▶ WRITTEN INSTRUCTION A: Return the passage of the granola recipe from "Preheat the oven" up to and including "and ashwaganda powders.", copied word for word.

▶ TEXT BLOCK:
[start]

Courtesy Paula Grainger

This recipe uses codonopsis and ashwaganda for a gentle adaptogenic boost, but use whichever herb powders you like best, and add a few handfuls of goji berries to up the adaptogenic ante. As well as in granola, Grainger recommends using dried herbs and adaptogen powders in teas, smoothies and soups.

3½ cups jumbo rolled oats
1 cup pecans
½ cup slivered almonds
3 tablespoons raw, shelled sunflower seeds
3 tablespoons raw, shelled pumpkin seeds
½ teaspoon sea salt flakes
3 tablespoons coconut oil
1/3 cup maple syrup
½ teaspoon ground cinnamon
2 teaspoons codonopsis powder
1 teaspoon ashwaganda powder
½ cup raisins
¼ cup dried apple rings, chopped

Preheat the oven to 340° F. Line a baking sheet with parchment paper.

Combine the oats, nuts and seeds in a large bowl. Sprinkle with salt. Set aside.

Put the coconut oil and maple syrup in a small saucepan, set over low heat and melt them together. Then stir in the cinnamon, codonopsis and ashwaganda powders.

[end]

▶ THE RECORDS:
[start]

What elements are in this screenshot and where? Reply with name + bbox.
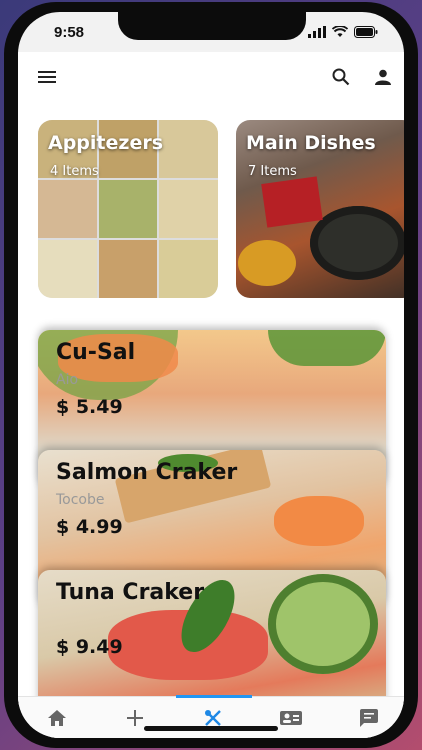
phone-frame: 9:58 Appitezers 4 Items Main Dishes 7 It… — [4, 2, 418, 748]
menu-icon[interactable] — [34, 64, 60, 90]
salmon-shape — [274, 496, 364, 546]
item-name: Cu-Sal — [56, 340, 136, 365]
category-title: Appitezers — [48, 132, 164, 154]
signal-icon — [308, 26, 326, 38]
status-time: 9:58 — [54, 24, 85, 41]
add-icon[interactable] — [124, 707, 146, 729]
search-icon[interactable] — [328, 64, 354, 90]
status-icons — [308, 26, 378, 38]
item-feed: Cu-Sal Aio $ 5.49 Salmon Craker Tocobe $… — [38, 330, 386, 730]
chat-icon[interactable] — [358, 707, 380, 729]
item-subtitle: Aio — [56, 372, 79, 388]
red-box-shape — [261, 176, 323, 228]
phone-screen: 9:58 Appitezers 4 Items Main Dishes 7 It… — [18, 12, 404, 738]
cucumber-shape — [268, 330, 386, 366]
food-bowl-shape — [238, 240, 296, 286]
nav-active-indicator — [176, 695, 252, 698]
battery-icon — [354, 26, 378, 38]
item-price: $ 5.49 — [56, 396, 123, 418]
app-bar — [18, 52, 404, 102]
category-card-main-dishes[interactable]: Main Dishes 7 Items — [236, 120, 404, 298]
notch — [118, 12, 306, 40]
item-subtitle: Tocobe — [56, 492, 105, 508]
cucumber-shape — [268, 574, 378, 674]
bottom-nav — [18, 695, 404, 738]
category-count: 7 Items — [248, 164, 297, 179]
contacts-icon[interactable] — [280, 707, 302, 729]
item-name: Salmon Craker — [56, 460, 238, 485]
app-content: Appitezers 4 Items Main Dishes 7 Items C… — [18, 52, 404, 738]
category-card-appetizers[interactable]: Appitezers 4 Items — [38, 120, 218, 298]
pan-shape — [310, 206, 404, 280]
item-name: Tuna Craker — [56, 580, 205, 605]
category-title: Main Dishes — [246, 132, 376, 154]
profile-icon[interactable] — [370, 64, 396, 90]
category-count: 4 Items — [50, 164, 99, 179]
category-row: Appitezers 4 Items Main Dishes 7 Items — [38, 120, 404, 298]
home-indicator — [144, 726, 278, 731]
item-price: $ 9.49 — [56, 636, 123, 658]
wifi-icon — [332, 26, 348, 37]
home-icon[interactable] — [46, 707, 68, 729]
item-price: $ 4.99 — [56, 516, 123, 538]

[end]

▶ WRITTEN INSTRUCTION B: Please recast the lines of the listing from the line with "phone-frame: 9:58 Appitezers" up to and including the line with "category-title: Appitezers —" as a JSON list of strings, one string per line, skipping any blank lines.

▶ RESULT A:
Preheat the oven to 340° F. Line a baking sheet with parchment paper.

Combine the oats, nuts and seeds in a large bowl. Sprinkle with salt. Set aside.

Put the coconut oil and maple syrup in a small saucepan, set over low heat and melt them together. Then stir in the cinnamon, codonopsis and ashwaganda powders.

▶ RESULT B:
[
  "phone-frame: 9:58 Appitezers 4 Items Main Dishes 7 It… — [4, 2, 418, 748]",
  "menu-icon[interactable] — [34, 64, 60, 90]",
  "salmon-shape — [274, 496, 364, 546]",
  "item-name: Cu-Sal — [56, 340, 136, 365]",
  "category-title: Appitezers — [48, 132, 164, 154]"
]